● **What the task requires**
Omit the images, then print each record below exactly as it reads.

● **Records provided**
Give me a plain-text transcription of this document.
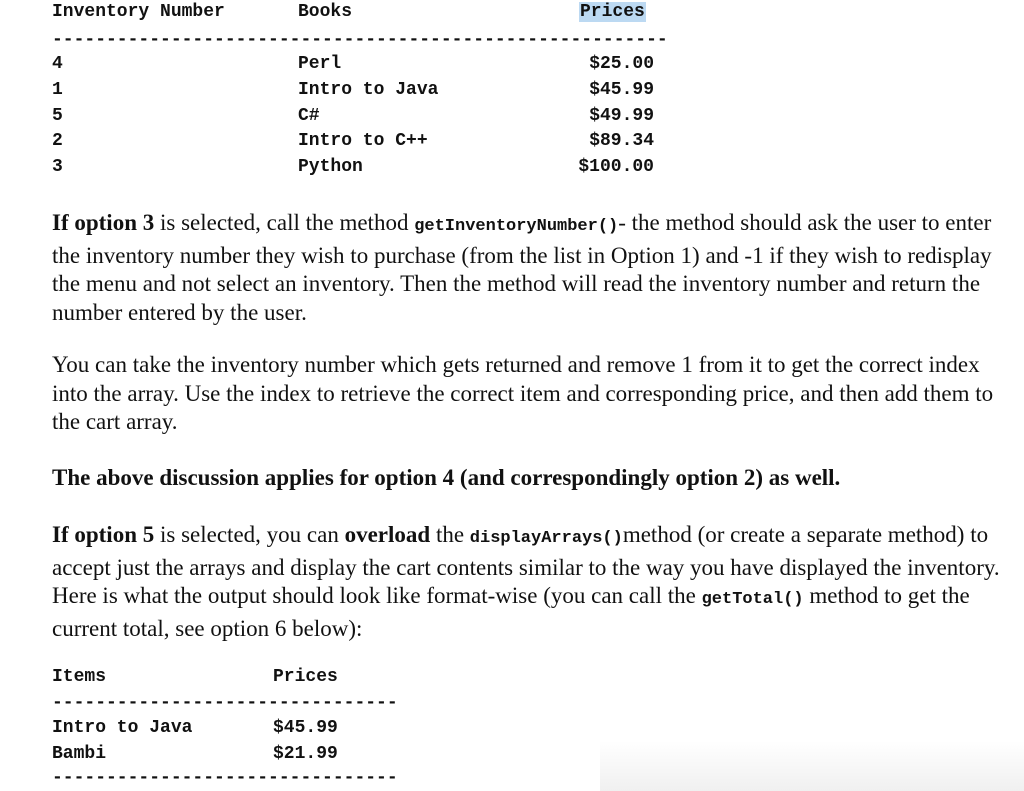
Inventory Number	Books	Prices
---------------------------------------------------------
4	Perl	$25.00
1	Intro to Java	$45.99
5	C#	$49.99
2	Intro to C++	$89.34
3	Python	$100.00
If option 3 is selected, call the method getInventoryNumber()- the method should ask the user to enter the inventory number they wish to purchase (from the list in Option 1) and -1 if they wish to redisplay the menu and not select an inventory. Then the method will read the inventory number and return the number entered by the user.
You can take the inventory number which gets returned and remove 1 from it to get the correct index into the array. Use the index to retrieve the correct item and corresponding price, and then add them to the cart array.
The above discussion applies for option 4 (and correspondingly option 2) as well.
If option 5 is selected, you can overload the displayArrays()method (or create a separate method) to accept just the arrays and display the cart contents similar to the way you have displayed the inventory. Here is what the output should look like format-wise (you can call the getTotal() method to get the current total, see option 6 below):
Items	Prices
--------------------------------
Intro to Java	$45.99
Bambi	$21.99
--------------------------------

● **The output**
Give me a plain-text transcription of this document.
Inventory Number	Books	Prices
---------------------------------------------------------
4	Perl	$25.00
1	Intro to Java	$45.99
5	C#	$49.99
2	Intro to C++	$89.34
3	Python	$100.00
If option 3 is selected, call the method getInventoryNumber()- the method should ask the user to enter the inventory number they wish to purchase (from the list in Option 1) and -1 if they wish to redisplay the menu and not select an inventory. Then the method will read the inventory number and return the number entered by the user.
You can take the inventory number which gets returned and remove 1 from it to get the correct index into the array. Use the index to retrieve the correct item and corresponding price, and then add them to the cart array.
The above discussion applies for option 4 (and correspondingly option 2) as well.
If option 5 is selected, you can overload the displayArrays()method (or create a separate method) to accept just the arrays and display the cart contents similar to the way you have displayed the inventory. Here is what the output should look like format-wise (you can call the getTotal() method to get the current total, see option 6 below):
Items	Prices
--------------------------------
Intro to Java	$45.99
Bambi	$21.99
--------------------------------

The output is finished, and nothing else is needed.